## What this task involves
Each entry below must be repeated exactly, with pictures left out.

## Listing
*-*-*

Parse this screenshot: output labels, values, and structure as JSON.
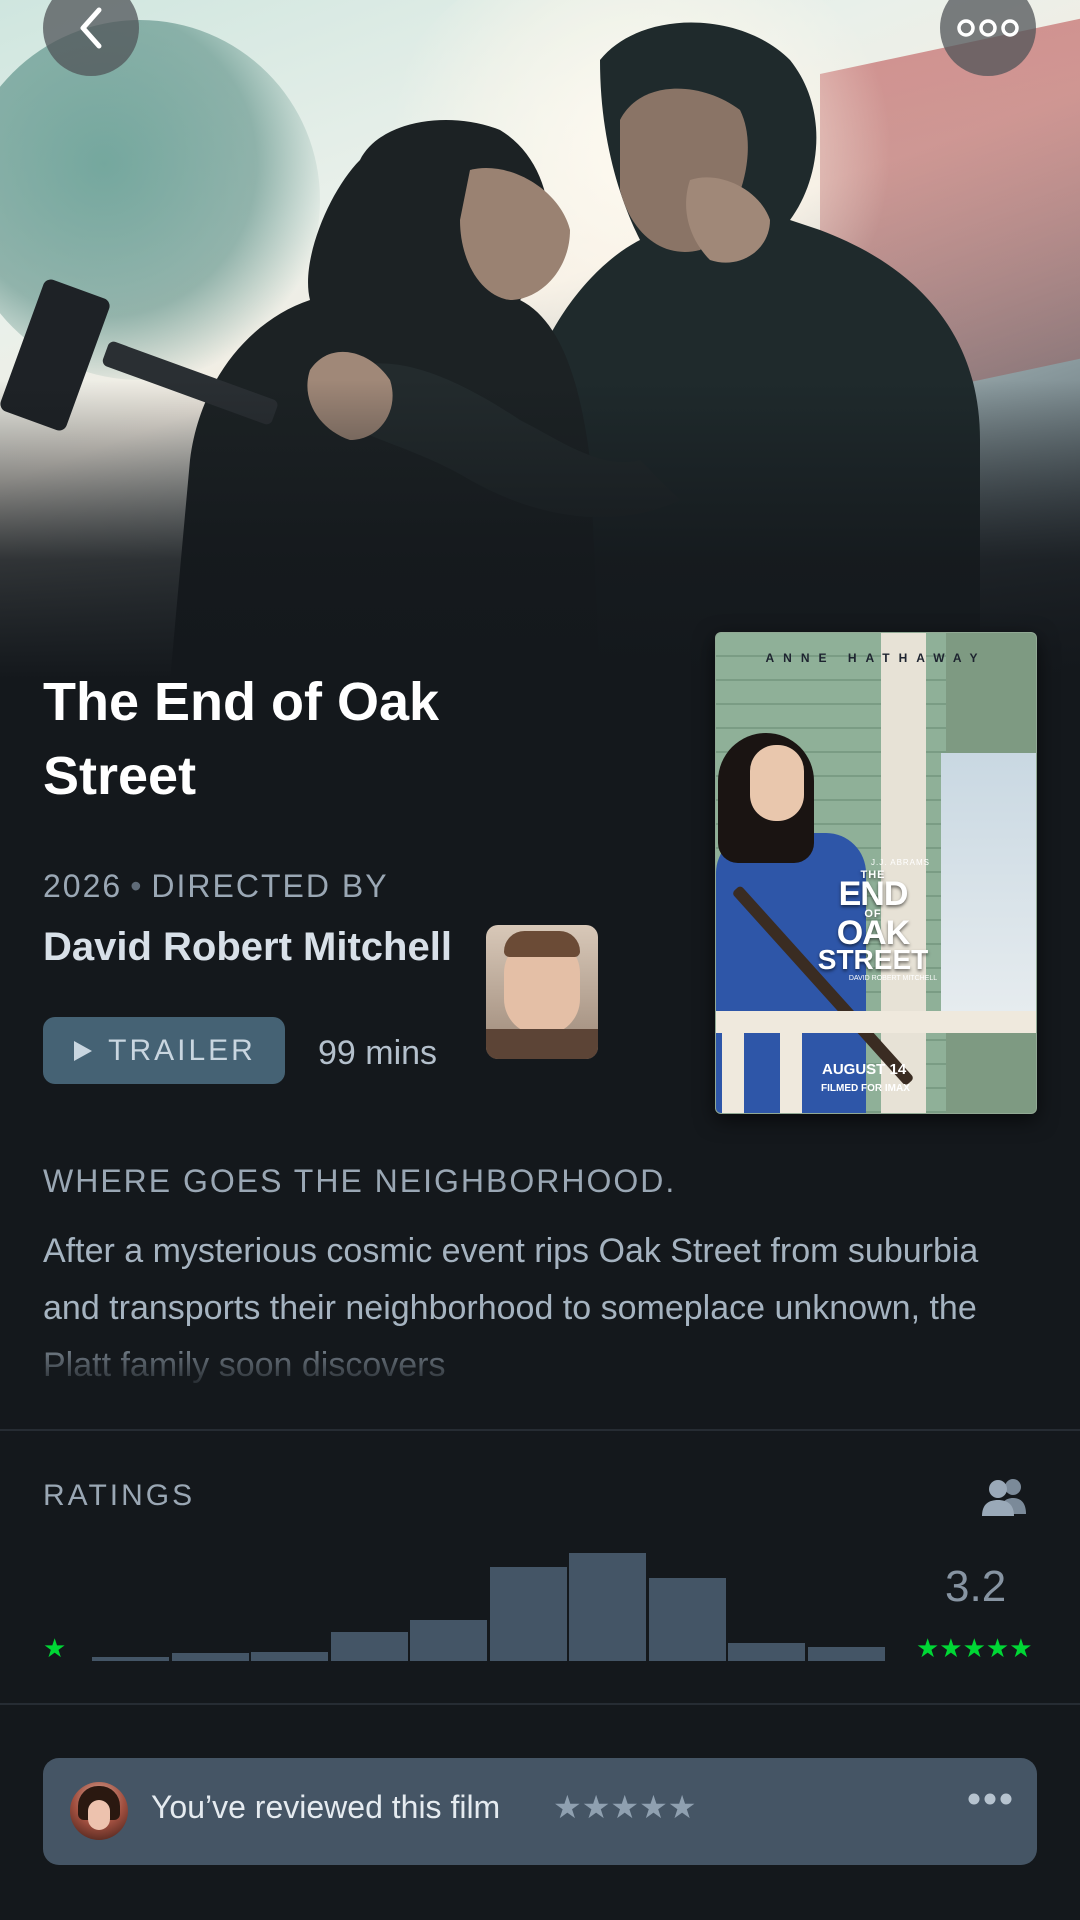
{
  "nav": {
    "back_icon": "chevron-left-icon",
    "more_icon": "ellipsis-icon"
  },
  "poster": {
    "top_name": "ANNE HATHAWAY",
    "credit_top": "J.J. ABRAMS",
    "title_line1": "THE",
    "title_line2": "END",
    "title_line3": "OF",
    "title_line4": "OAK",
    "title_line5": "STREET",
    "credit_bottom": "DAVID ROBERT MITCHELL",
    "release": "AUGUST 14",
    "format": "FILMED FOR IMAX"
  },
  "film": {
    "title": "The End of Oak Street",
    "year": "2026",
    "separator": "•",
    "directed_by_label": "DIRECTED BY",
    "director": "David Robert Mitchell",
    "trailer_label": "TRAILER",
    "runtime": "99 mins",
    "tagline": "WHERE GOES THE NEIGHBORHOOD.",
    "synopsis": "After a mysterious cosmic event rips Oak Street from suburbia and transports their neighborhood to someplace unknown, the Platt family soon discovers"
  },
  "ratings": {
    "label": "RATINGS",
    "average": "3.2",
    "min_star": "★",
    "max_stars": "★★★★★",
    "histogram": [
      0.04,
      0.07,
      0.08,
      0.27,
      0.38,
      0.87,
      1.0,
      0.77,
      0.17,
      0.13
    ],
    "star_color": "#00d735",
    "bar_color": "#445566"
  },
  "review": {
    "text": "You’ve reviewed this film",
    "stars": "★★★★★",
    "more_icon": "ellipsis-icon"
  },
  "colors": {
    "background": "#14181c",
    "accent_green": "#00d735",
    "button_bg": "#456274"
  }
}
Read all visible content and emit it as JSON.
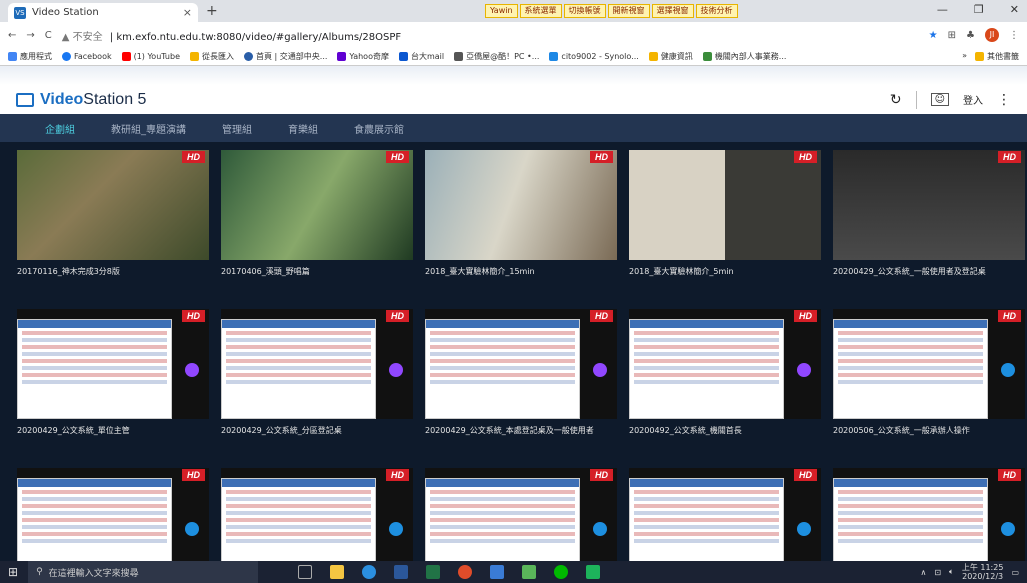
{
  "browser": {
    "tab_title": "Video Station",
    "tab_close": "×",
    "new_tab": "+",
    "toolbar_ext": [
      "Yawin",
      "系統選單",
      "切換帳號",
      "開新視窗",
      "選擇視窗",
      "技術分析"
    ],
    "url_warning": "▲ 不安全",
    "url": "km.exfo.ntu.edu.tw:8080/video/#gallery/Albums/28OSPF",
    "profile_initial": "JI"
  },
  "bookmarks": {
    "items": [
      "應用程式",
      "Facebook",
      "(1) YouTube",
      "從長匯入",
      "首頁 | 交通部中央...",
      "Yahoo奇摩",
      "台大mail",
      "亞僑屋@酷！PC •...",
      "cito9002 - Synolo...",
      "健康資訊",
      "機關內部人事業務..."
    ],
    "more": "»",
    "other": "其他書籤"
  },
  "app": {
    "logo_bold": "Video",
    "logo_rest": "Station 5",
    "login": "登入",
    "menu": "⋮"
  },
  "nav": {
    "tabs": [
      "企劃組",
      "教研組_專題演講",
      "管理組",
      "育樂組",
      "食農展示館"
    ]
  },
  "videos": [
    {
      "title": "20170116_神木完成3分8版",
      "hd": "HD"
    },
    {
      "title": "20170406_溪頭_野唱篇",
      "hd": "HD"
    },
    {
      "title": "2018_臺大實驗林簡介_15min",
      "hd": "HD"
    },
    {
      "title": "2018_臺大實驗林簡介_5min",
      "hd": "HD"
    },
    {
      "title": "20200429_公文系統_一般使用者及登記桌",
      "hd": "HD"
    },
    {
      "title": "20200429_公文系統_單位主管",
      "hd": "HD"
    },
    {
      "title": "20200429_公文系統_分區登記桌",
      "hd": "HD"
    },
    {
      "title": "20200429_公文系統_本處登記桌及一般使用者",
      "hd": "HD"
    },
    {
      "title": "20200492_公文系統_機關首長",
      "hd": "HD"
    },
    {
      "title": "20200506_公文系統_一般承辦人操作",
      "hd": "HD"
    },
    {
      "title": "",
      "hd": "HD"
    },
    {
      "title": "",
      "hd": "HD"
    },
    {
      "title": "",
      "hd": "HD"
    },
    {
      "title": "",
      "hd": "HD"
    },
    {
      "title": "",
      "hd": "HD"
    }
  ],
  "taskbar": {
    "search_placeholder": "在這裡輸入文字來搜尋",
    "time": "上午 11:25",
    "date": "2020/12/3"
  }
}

*-*-*

## Result for this exercise
Parse this screenshot: output labels, values, and structure as JSON.
{
  "nav": {
    "back_icon": "chevron-left-icon",
    "more_icon": "ellipsis-icon"
  },
  "poster": {
    "top_name": "ANNE HATHAWAY",
    "credit_top": "J.J. ABRAMS",
    "title_line1": "THE",
    "title_line2": "END",
    "title_line3": "OF",
    "title_line4": "OAK",
    "title_line5": "STREET",
    "credit_bottom": "DAVID ROBERT MITCHELL",
    "release": "AUGUST 14",
    "format": "FILMED FOR IMAX"
  },
  "film": {
    "title": "The End of Oak Street",
    "year": "2026",
    "separator": "•",
    "directed_by_label": "DIRECTED BY",
    "director": "David Robert Mitchell",
    "trailer_label": "TRAILER",
    "runtime": "99 mins",
    "tagline": "WHERE GOES THE NEIGHBORHOOD.",
    "synopsis": "After a mysterious cosmic event rips Oak Street from suburbia and transports their neighborhood to someplace unknown, the Platt family soon discovers"
  },
  "ratings": {
    "label": "RATINGS",
    "average": "3.2",
    "min_star": "★",
    "max_stars": "★★★★★",
    "histogram": [
      0.04,
      0.07,
      0.08,
      0.27,
      0.38,
      0.87,
      1.0,
      0.77,
      0.17,
      0.13
    ],
    "star_color": "#00d735",
    "bar_color": "#445566"
  },
  "review": {
    "text": "You’ve reviewed this film",
    "stars": "★★★★★",
    "more_icon": "ellipsis-icon"
  },
  "colors": {
    "background": "#14181c",
    "accent_green": "#00d735",
    "button_bg": "#456274"
  }
}
Read all visible content and emit it as JSON.
{
  "browser": {
    "tab_title": "Video Station",
    "tab_close": "×",
    "new_tab": "+",
    "toolbar_ext": [
      "Yawin",
      "系統選單",
      "切換帳號",
      "開新視窗",
      "選擇視窗",
      "技術分析"
    ],
    "url_warning": "▲ 不安全",
    "url": "km.exfo.ntu.edu.tw:8080/video/#gallery/Albums/28OSPF",
    "profile_initial": "JI"
  },
  "bookmarks": {
    "items": [
      "應用程式",
      "Facebook",
      "(1) YouTube",
      "從長匯入",
      "首頁 | 交通部中央...",
      "Yahoo奇摩",
      "台大mail",
      "亞僑屋@酷！PC •...",
      "cito9002 - Synolo...",
      "健康資訊",
      "機關內部人事業務..."
    ],
    "more": "»",
    "other": "其他書籤"
  },
  "app": {
    "logo_bold": "Video",
    "logo_rest": "Station 5",
    "login": "登入",
    "menu": "⋮"
  },
  "nav": {
    "tabs": [
      "企劃組",
      "教研組_專題演講",
      "管理組",
      "育樂組",
      "食農展示館"
    ]
  },
  "videos": [
    {
      "title": "20170116_神木完成3分8版",
      "hd": "HD"
    },
    {
      "title": "20170406_溪頭_野唱篇",
      "hd": "HD"
    },
    {
      "title": "2018_臺大實驗林簡介_15min",
      "hd": "HD"
    },
    {
      "title": "2018_臺大實驗林簡介_5min",
      "hd": "HD"
    },
    {
      "title": "20200429_公文系統_一般使用者及登記桌",
      "hd": "HD"
    },
    {
      "title": "20200429_公文系統_單位主管",
      "hd": "HD"
    },
    {
      "title": "20200429_公文系統_分區登記桌",
      "hd": "HD"
    },
    {
      "title": "20200429_公文系統_本處登記桌及一般使用者",
      "hd": "HD"
    },
    {
      "title": "20200492_公文系統_機關首長",
      "hd": "HD"
    },
    {
      "title": "20200506_公文系統_一般承辦人操作",
      "hd": "HD"
    },
    {
      "title": "",
      "hd": "HD"
    },
    {
      "title": "",
      "hd": "HD"
    },
    {
      "title": "",
      "hd": "HD"
    },
    {
      "title": "",
      "hd": "HD"
    },
    {
      "title": "",
      "hd": "HD"
    }
  ],
  "taskbar": {
    "search_placeholder": "在這裡輸入文字來搜尋",
    "time": "上午 11:25",
    "date": "2020/12/3"
  }
}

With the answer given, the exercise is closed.